Dataset excerpts:
────
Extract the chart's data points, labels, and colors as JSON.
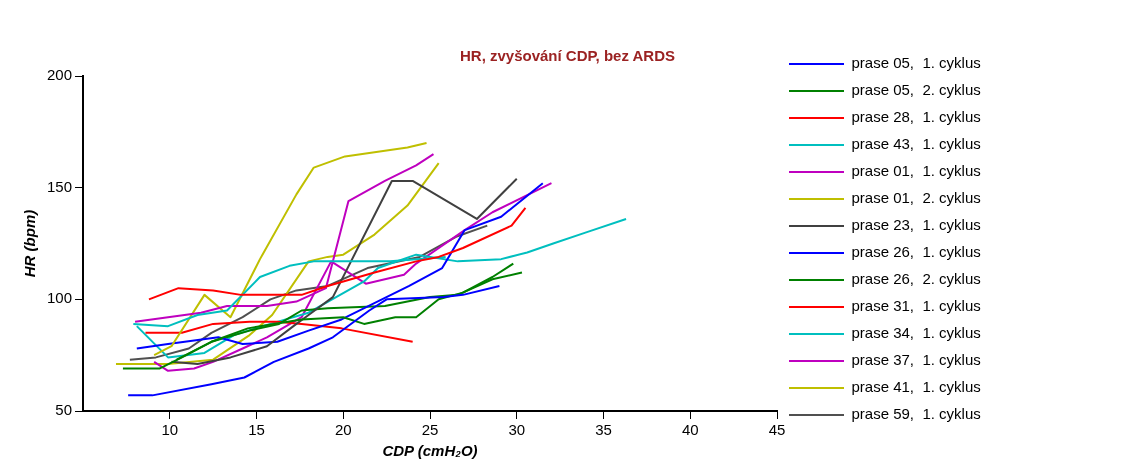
{
  "chart_data": {
    "type": "line",
    "title": "HR, zvyšování CDP, bez ARDS",
    "xlabel": "CDP (cmH₂O)",
    "ylabel": "HR (bpm)",
    "xlim": [
      5,
      45
    ],
    "xticks": [
      10,
      15,
      20,
      25,
      30,
      35,
      40,
      45
    ],
    "ylim": [
      50,
      200
    ],
    "yticks": [
      50,
      100,
      150,
      200
    ],
    "grid": false,
    "legend": "right",
    "marker": "none",
    "line_style": "solid",
    "series": [
      {
        "name": "prase 05,  1. cyklus",
        "color": "#0000ff",
        "x": [
          7.6,
          9,
          12.4,
          14.3,
          16,
          18,
          19.4,
          21.5,
          22.5,
          25.8,
          26.9,
          29
        ],
        "values": [
          57,
          57,
          62,
          65,
          72,
          78,
          83,
          95,
          100,
          101,
          102,
          106
        ]
      },
      {
        "name": "prase 05,  2. cyklus",
        "color": "#008000",
        "x": [
          7.3,
          9.4,
          10.7,
          12.4,
          14.5,
          17.6,
          20,
          21.2,
          23,
          24.2,
          25.5,
          26.9,
          28.6,
          29.8
        ],
        "values": [
          69,
          69,
          74,
          81,
          87,
          91,
          92,
          89,
          92,
          92,
          100,
          103,
          110,
          116
        ]
      },
      {
        "name": "prase 28,  1. cyklus",
        "color": "#ff0000",
        "x": [
          8.8,
          10.5,
          12.5,
          14.1,
          15.8,
          17.6,
          19.1,
          21.8,
          24.2,
          25.5,
          26.9,
          29.7,
          30.5
        ],
        "values": [
          100,
          105,
          104,
          102,
          102,
          102,
          106,
          112,
          117,
          119,
          123,
          133,
          141
        ]
      },
      {
        "name": "prase 43,  1. cyklus",
        "color": "#00bfbf",
        "x": [
          7.9,
          9.9,
          11.6,
          13.3,
          15.2,
          16.9,
          18.3,
          19.9,
          22.7,
          25.9
        ],
        "values": [
          89,
          88,
          93,
          95,
          110,
          115,
          117,
          117,
          117,
          119
        ]
      },
      {
        "name": "prase 01,  1. cyklus",
        "color": "#bf00bf",
        "x": [
          8,
          9.9,
          11.8,
          13.3,
          15.6,
          17.3,
          19,
          20.3,
          22.4,
          24.2,
          25.2
        ],
        "values": [
          90,
          92,
          94,
          97,
          97,
          99,
          105,
          144,
          153,
          160,
          165
        ]
      },
      {
        "name": "prase 01,  2. cyklus",
        "color": "#bfbf00",
        "x": [
          9.1,
          10.1,
          12,
          13.5,
          15.2,
          17.3,
          18.3,
          20.1,
          23.7,
          24.8
        ],
        "values": [
          75,
          79,
          102,
          92,
          118,
          147,
          159,
          164,
          168,
          170
        ]
      },
      {
        "name": "prase 23,  1. cyklus",
        "color": "#404040",
        "x": [
          10.1,
          11.6,
          13.5,
          15.6,
          17.3,
          18,
          19.4,
          22.8,
          24,
          27.7,
          30
        ],
        "values": [
          72,
          71,
          74,
          79,
          89,
          93,
          101,
          153,
          153,
          136,
          154
        ]
      },
      {
        "name": "prase 26,  1. cyklus",
        "color": "#0000ff",
        "x": [
          8.1,
          9.9,
          12.8,
          14.2,
          16.2,
          18,
          19.9,
          23.8,
          25.7,
          27,
          29.1,
          31.5
        ],
        "values": [
          78,
          80,
          83,
          80,
          81,
          86,
          91,
          106,
          114,
          131,
          137,
          152
        ]
      },
      {
        "name": "prase 26,  2. cyklus",
        "color": "#008000",
        "x": [
          10.4,
          12.4,
          14.6,
          16.3,
          17.6,
          19.1,
          22.4,
          23.7,
          25,
          26.6,
          28.6,
          30.3
        ],
        "values": [
          73,
          81,
          86,
          89,
          95,
          96,
          97,
          99,
          101,
          102,
          109,
          112
        ]
      },
      {
        "name": "prase 31,  1. cyklus",
        "color": "#ff0000",
        "x": [
          8.6,
          10.7,
          12.5,
          14.6,
          16.2,
          17.6,
          19.9,
          24
        ],
        "values": [
          85,
          85,
          89,
          90,
          90,
          89,
          87,
          81
        ]
      },
      {
        "name": "prase 34,  1. cyklus",
        "color": "#00bfbf",
        "x": [
          8.1,
          9.9,
          12,
          13.7,
          15.8,
          18,
          21.2,
          22,
          24.2,
          26.6,
          29.1,
          30.6,
          32.1,
          34,
          36.3
        ],
        "values": [
          88,
          74,
          76,
          84,
          89,
          94,
          108,
          114,
          120,
          117,
          118,
          121,
          125,
          130,
          136
        ]
      },
      {
        "name": "prase 37,  1. cyklus",
        "color": "#bf00bf",
        "x": [
          9.1,
          9.9,
          11.4,
          12.5,
          14.2,
          15.6,
          17.6,
          19.3,
          21.3,
          23.5,
          24.2,
          27,
          28.6,
          32
        ],
        "values": [
          72,
          68,
          69,
          72,
          78,
          83,
          92,
          117,
          107,
          111,
          116,
          131,
          139,
          152
        ]
      },
      {
        "name": "prase 41,  1. cyklus",
        "color": "#bfbf00",
        "x": [
          6.9,
          9.9,
          12.5,
          14.6,
          15.9,
          18,
          19.1,
          20,
          21.8,
          23.7,
          25.5
        ],
        "values": [
          71,
          71,
          73,
          84,
          93,
          117,
          119,
          120,
          129,
          142,
          161
        ]
      },
      {
        "name": "prase 59,  1. cyklus",
        "color": "#505050",
        "x": [
          7.7,
          9.2,
          11.1,
          12.4,
          14.2,
          15.8,
          17.3,
          19.1,
          21.4,
          24.4,
          26.5,
          28.3
        ],
        "values": [
          73,
          74,
          78,
          85,
          92,
          100,
          104,
          106,
          114,
          119,
          128,
          133
        ]
      }
    ]
  }
}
────
Reproduce the material above in full, exactly, with no images.

Full output:
Extract the chart's data points, labels, and colors as JSON.
{
  "chart_data": {
    "type": "line",
    "title": "HR, zvyšování CDP, bez ARDS",
    "xlabel": "CDP (cmH₂O)",
    "ylabel": "HR (bpm)",
    "xlim": [
      5,
      45
    ],
    "xticks": [
      10,
      15,
      20,
      25,
      30,
      35,
      40,
      45
    ],
    "ylim": [
      50,
      200
    ],
    "yticks": [
      50,
      100,
      150,
      200
    ],
    "grid": false,
    "legend": "right",
    "marker": "none",
    "line_style": "solid",
    "series": [
      {
        "name": "prase 05,  1. cyklus",
        "color": "#0000ff",
        "x": [
          7.6,
          9,
          12.4,
          14.3,
          16,
          18,
          19.4,
          21.5,
          22.5,
          25.8,
          26.9,
          29
        ],
        "values": [
          57,
          57,
          62,
          65,
          72,
          78,
          83,
          95,
          100,
          101,
          102,
          106
        ]
      },
      {
        "name": "prase 05,  2. cyklus",
        "color": "#008000",
        "x": [
          7.3,
          9.4,
          10.7,
          12.4,
          14.5,
          17.6,
          20,
          21.2,
          23,
          24.2,
          25.5,
          26.9,
          28.6,
          29.8
        ],
        "values": [
          69,
          69,
          74,
          81,
          87,
          91,
          92,
          89,
          92,
          92,
          100,
          103,
          110,
          116
        ]
      },
      {
        "name": "prase 28,  1. cyklus",
        "color": "#ff0000",
        "x": [
          8.8,
          10.5,
          12.5,
          14.1,
          15.8,
          17.6,
          19.1,
          21.8,
          24.2,
          25.5,
          26.9,
          29.7,
          30.5
        ],
        "values": [
          100,
          105,
          104,
          102,
          102,
          102,
          106,
          112,
          117,
          119,
          123,
          133,
          141
        ]
      },
      {
        "name": "prase 43,  1. cyklus",
        "color": "#00bfbf",
        "x": [
          7.9,
          9.9,
          11.6,
          13.3,
          15.2,
          16.9,
          18.3,
          19.9,
          22.7,
          25.9
        ],
        "values": [
          89,
          88,
          93,
          95,
          110,
          115,
          117,
          117,
          117,
          119
        ]
      },
      {
        "name": "prase 01,  1. cyklus",
        "color": "#bf00bf",
        "x": [
          8,
          9.9,
          11.8,
          13.3,
          15.6,
          17.3,
          19,
          20.3,
          22.4,
          24.2,
          25.2
        ],
        "values": [
          90,
          92,
          94,
          97,
          97,
          99,
          105,
          144,
          153,
          160,
          165
        ]
      },
      {
        "name": "prase 01,  2. cyklus",
        "color": "#bfbf00",
        "x": [
          9.1,
          10.1,
          12,
          13.5,
          15.2,
          17.3,
          18.3,
          20.1,
          23.7,
          24.8
        ],
        "values": [
          75,
          79,
          102,
          92,
          118,
          147,
          159,
          164,
          168,
          170
        ]
      },
      {
        "name": "prase 23,  1. cyklus",
        "color": "#404040",
        "x": [
          10.1,
          11.6,
          13.5,
          15.6,
          17.3,
          18,
          19.4,
          22.8,
          24,
          27.7,
          30
        ],
        "values": [
          72,
          71,
          74,
          79,
          89,
          93,
          101,
          153,
          153,
          136,
          154
        ]
      },
      {
        "name": "prase 26,  1. cyklus",
        "color": "#0000ff",
        "x": [
          8.1,
          9.9,
          12.8,
          14.2,
          16.2,
          18,
          19.9,
          23.8,
          25.7,
          27,
          29.1,
          31.5
        ],
        "values": [
          78,
          80,
          83,
          80,
          81,
          86,
          91,
          106,
          114,
          131,
          137,
          152
        ]
      },
      {
        "name": "prase 26,  2. cyklus",
        "color": "#008000",
        "x": [
          10.4,
          12.4,
          14.6,
          16.3,
          17.6,
          19.1,
          22.4,
          23.7,
          25,
          26.6,
          28.6,
          30.3
        ],
        "values": [
          73,
          81,
          86,
          89,
          95,
          96,
          97,
          99,
          101,
          102,
          109,
          112
        ]
      },
      {
        "name": "prase 31,  1. cyklus",
        "color": "#ff0000",
        "x": [
          8.6,
          10.7,
          12.5,
          14.6,
          16.2,
          17.6,
          19.9,
          24
        ],
        "values": [
          85,
          85,
          89,
          90,
          90,
          89,
          87,
          81
        ]
      },
      {
        "name": "prase 34,  1. cyklus",
        "color": "#00bfbf",
        "x": [
          8.1,
          9.9,
          12,
          13.7,
          15.8,
          18,
          21.2,
          22,
          24.2,
          26.6,
          29.1,
          30.6,
          32.1,
          34,
          36.3
        ],
        "values": [
          88,
          74,
          76,
          84,
          89,
          94,
          108,
          114,
          120,
          117,
          118,
          121,
          125,
          130,
          136
        ]
      },
      {
        "name": "prase 37,  1. cyklus",
        "color": "#bf00bf",
        "x": [
          9.1,
          9.9,
          11.4,
          12.5,
          14.2,
          15.6,
          17.6,
          19.3,
          21.3,
          23.5,
          24.2,
          27,
          28.6,
          32
        ],
        "values": [
          72,
          68,
          69,
          72,
          78,
          83,
          92,
          117,
          107,
          111,
          116,
          131,
          139,
          152
        ]
      },
      {
        "name": "prase 41,  1. cyklus",
        "color": "#bfbf00",
        "x": [
          6.9,
          9.9,
          12.5,
          14.6,
          15.9,
          18,
          19.1,
          20,
          21.8,
          23.7,
          25.5
        ],
        "values": [
          71,
          71,
          73,
          84,
          93,
          117,
          119,
          120,
          129,
          142,
          161
        ]
      },
      {
        "name": "prase 59,  1. cyklus",
        "color": "#505050",
        "x": [
          7.7,
          9.2,
          11.1,
          12.4,
          14.2,
          15.8,
          17.3,
          19.1,
          21.4,
          24.4,
          26.5,
          28.3
        ],
        "values": [
          73,
          74,
          78,
          85,
          92,
          100,
          104,
          106,
          114,
          119,
          128,
          133
        ]
      }
    ]
  }
}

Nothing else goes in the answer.